*Stated exercise*
Locate all lines in the data below that hold "JSON" and show them.

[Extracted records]
● ● ●
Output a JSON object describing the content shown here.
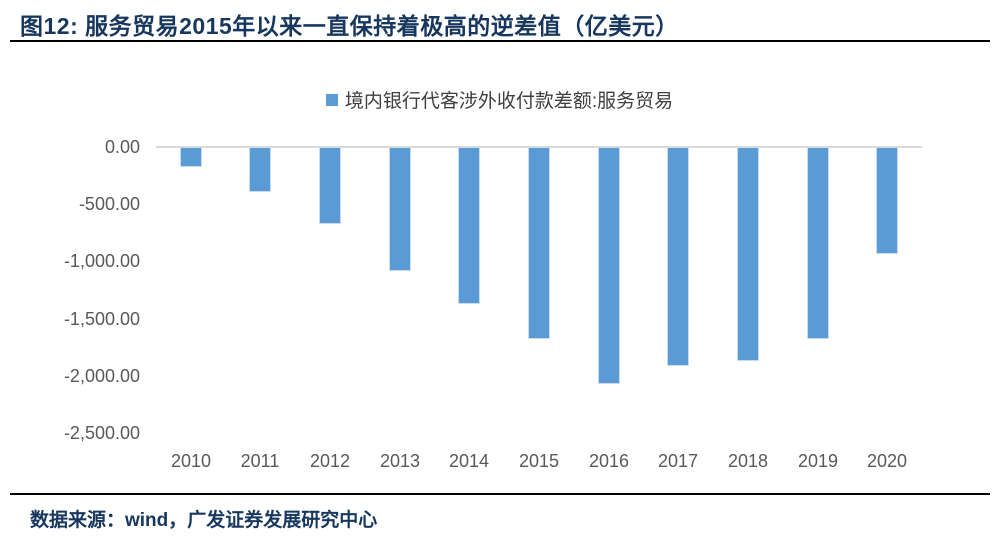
{
  "header": {
    "title": "图12:  服务贸易2015年以来一直保持着极高的逆差值（亿美元）"
  },
  "footer": {
    "source": "数据来源：wind，广发证券发展研究中心"
  },
  "colors": {
    "title_text": "#17375E",
    "rule": "#000000",
    "bar_fill": "#5B9BD5",
    "bar_border": "#C9DCF2",
    "axis_line": "#D9D9D9",
    "tick_text": "#595959",
    "legend_text": "#3F3F3F"
  },
  "chart_data": {
    "type": "bar",
    "title": "图12:  服务贸易2015年以来一直保持着极高的逆差值（亿美元）",
    "legend_label": "境内银行代客涉外收付款差额:服务贸易",
    "legend_position": "top-center",
    "categories": [
      "2010",
      "2011",
      "2012",
      "2013",
      "2014",
      "2015",
      "2016",
      "2017",
      "2018",
      "2019",
      "2020"
    ],
    "series": [
      {
        "name": "境内银行代客涉外收付款差额:服务贸易",
        "values": [
          -175,
          -395,
          -670,
          -1085,
          -1370,
          -1680,
          -2075,
          -1915,
          -1870,
          -1675,
          -935
        ]
      }
    ],
    "ylabel": "",
    "xlabel": "",
    "ylim": [
      -2500,
      0
    ],
    "y_ticks": [
      "0.00",
      "-500.00",
      "-1,000.00",
      "-1,500.00",
      "-2,000.00",
      "-2,500.00"
    ],
    "grid": false,
    "unit": "亿美元"
  }
}
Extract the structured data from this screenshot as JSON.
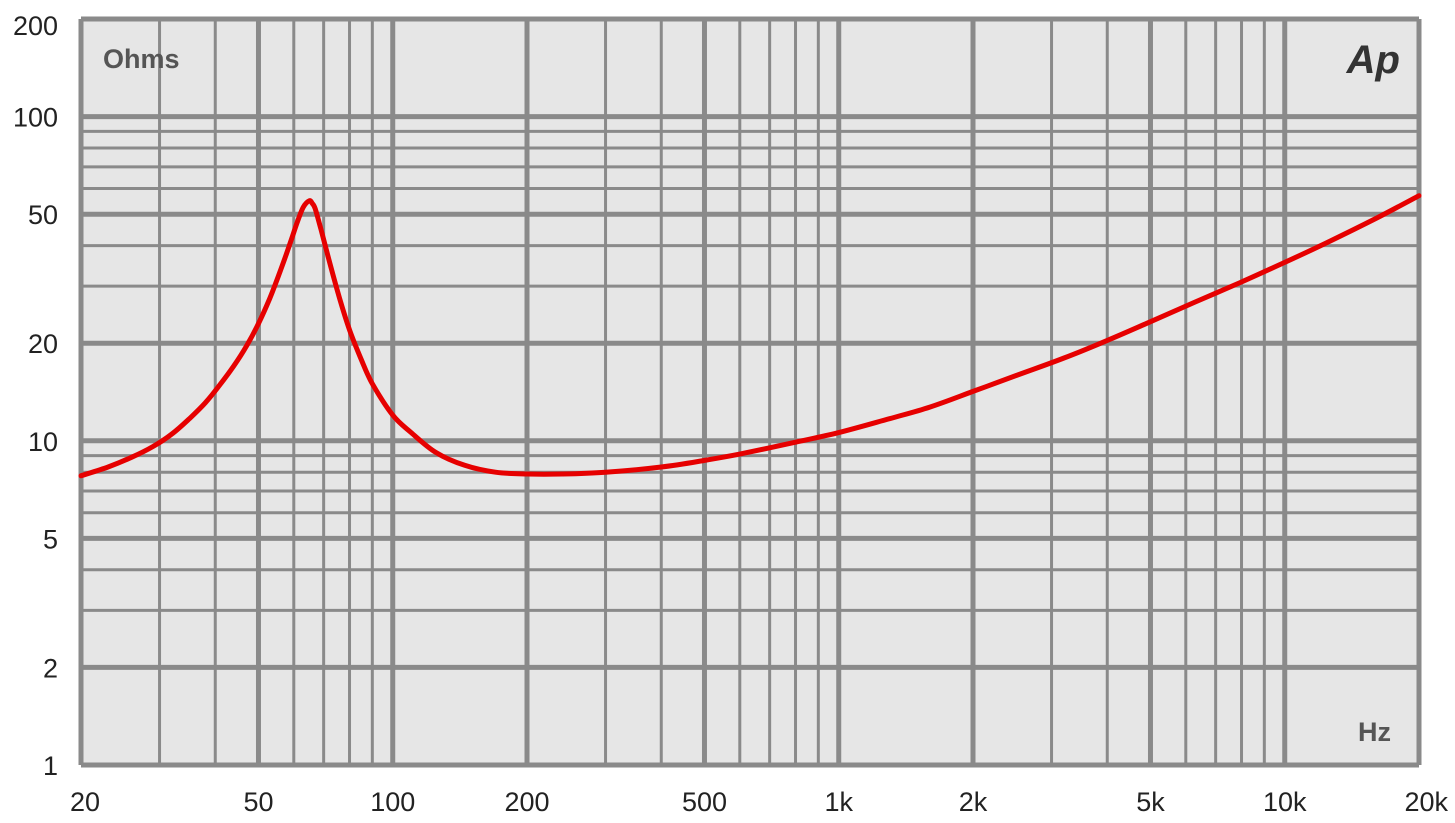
{
  "chart_data": {
    "type": "line",
    "title": "",
    "xlabel": "Hz",
    "ylabel": "Ohms",
    "x_scale": "log",
    "y_scale": "log",
    "xlim": [
      20,
      20000
    ],
    "ylim": [
      1,
      200
    ],
    "grid": true,
    "colors": {
      "background": "#e6e6e6",
      "grid": "#8a8a8a",
      "curve": "#e60000"
    },
    "x_ticks": [
      {
        "value": 20,
        "label": "20"
      },
      {
        "value": 50,
        "label": "50"
      },
      {
        "value": 100,
        "label": "100"
      },
      {
        "value": 200,
        "label": "200"
      },
      {
        "value": 500,
        "label": "500"
      },
      {
        "value": 1000,
        "label": "1k"
      },
      {
        "value": 2000,
        "label": "2k"
      },
      {
        "value": 5000,
        "label": "5k"
      },
      {
        "value": 10000,
        "label": "10k"
      },
      {
        "value": 20000,
        "label": "20k"
      }
    ],
    "y_ticks": [
      {
        "value": 1,
        "label": "1"
      },
      {
        "value": 2,
        "label": "2"
      },
      {
        "value": 5,
        "label": "5"
      },
      {
        "value": 10,
        "label": "10"
      },
      {
        "value": 20,
        "label": "20"
      },
      {
        "value": 50,
        "label": "50"
      },
      {
        "value": 100,
        "label": "100"
      },
      {
        "value": 200,
        "label": "200"
      }
    ],
    "logo": "Ap",
    "series": [
      {
        "x": [
          20,
          23,
          26,
          29,
          32,
          35,
          38,
          41,
          44,
          47,
          50,
          53,
          56,
          59,
          61,
          63,
          65,
          66,
          67,
          69,
          72,
          76,
          80,
          85,
          90,
          100,
          110,
          125,
          145,
          170,
          200,
          240,
          300,
          400,
          500,
          600,
          800,
          1000,
          1300,
          1600,
          2000,
          2500,
          3200,
          4000,
          5000,
          6300,
          8000,
          10000,
          12500,
          16000,
          20000
        ],
        "y": [
          7.8,
          8.3,
          8.9,
          9.6,
          10.5,
          11.7,
          13.1,
          14.9,
          17.0,
          19.6,
          23.0,
          27.5,
          33.5,
          41.0,
          47.0,
          52.5,
          55.0,
          54.0,
          52.0,
          45.0,
          36.0,
          27.5,
          22.0,
          17.8,
          15.0,
          12.0,
          10.6,
          9.2,
          8.4,
          8.0,
          7.9,
          7.9,
          8.0,
          8.3,
          8.7,
          9.1,
          9.9,
          10.6,
          11.7,
          12.7,
          14.2,
          15.9,
          18.0,
          20.4,
          23.3,
          26.8,
          30.9,
          35.5,
          41.0,
          48.5,
          57.0
        ]
      }
    ]
  }
}
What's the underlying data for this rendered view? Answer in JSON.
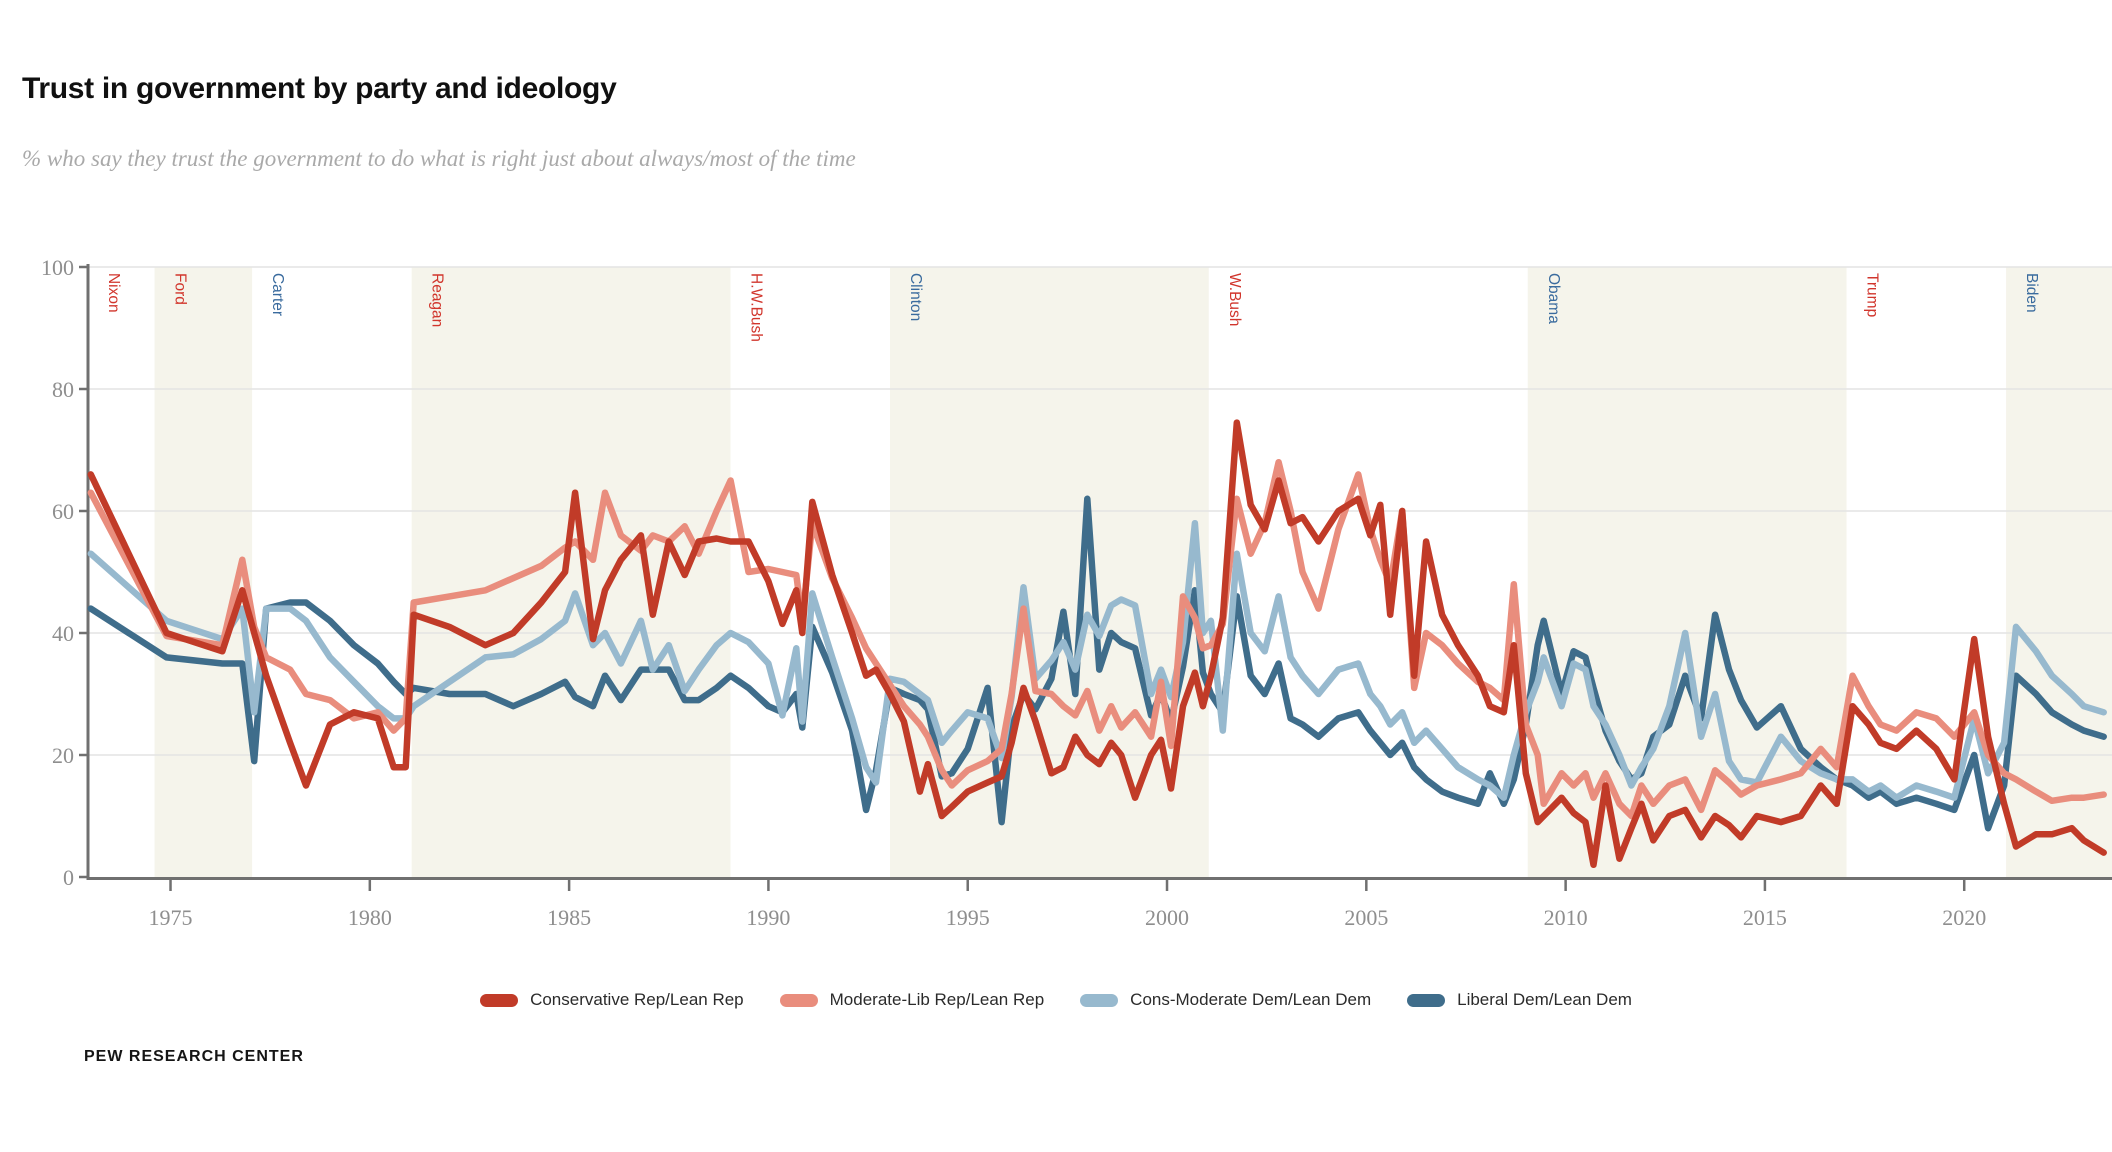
● ● ●
*Result below*
Output a JSON object describing the content shown here.
Extract the structured data from this screenshot as JSON.
What's the underlying data for this rendered view? Answer in JSON.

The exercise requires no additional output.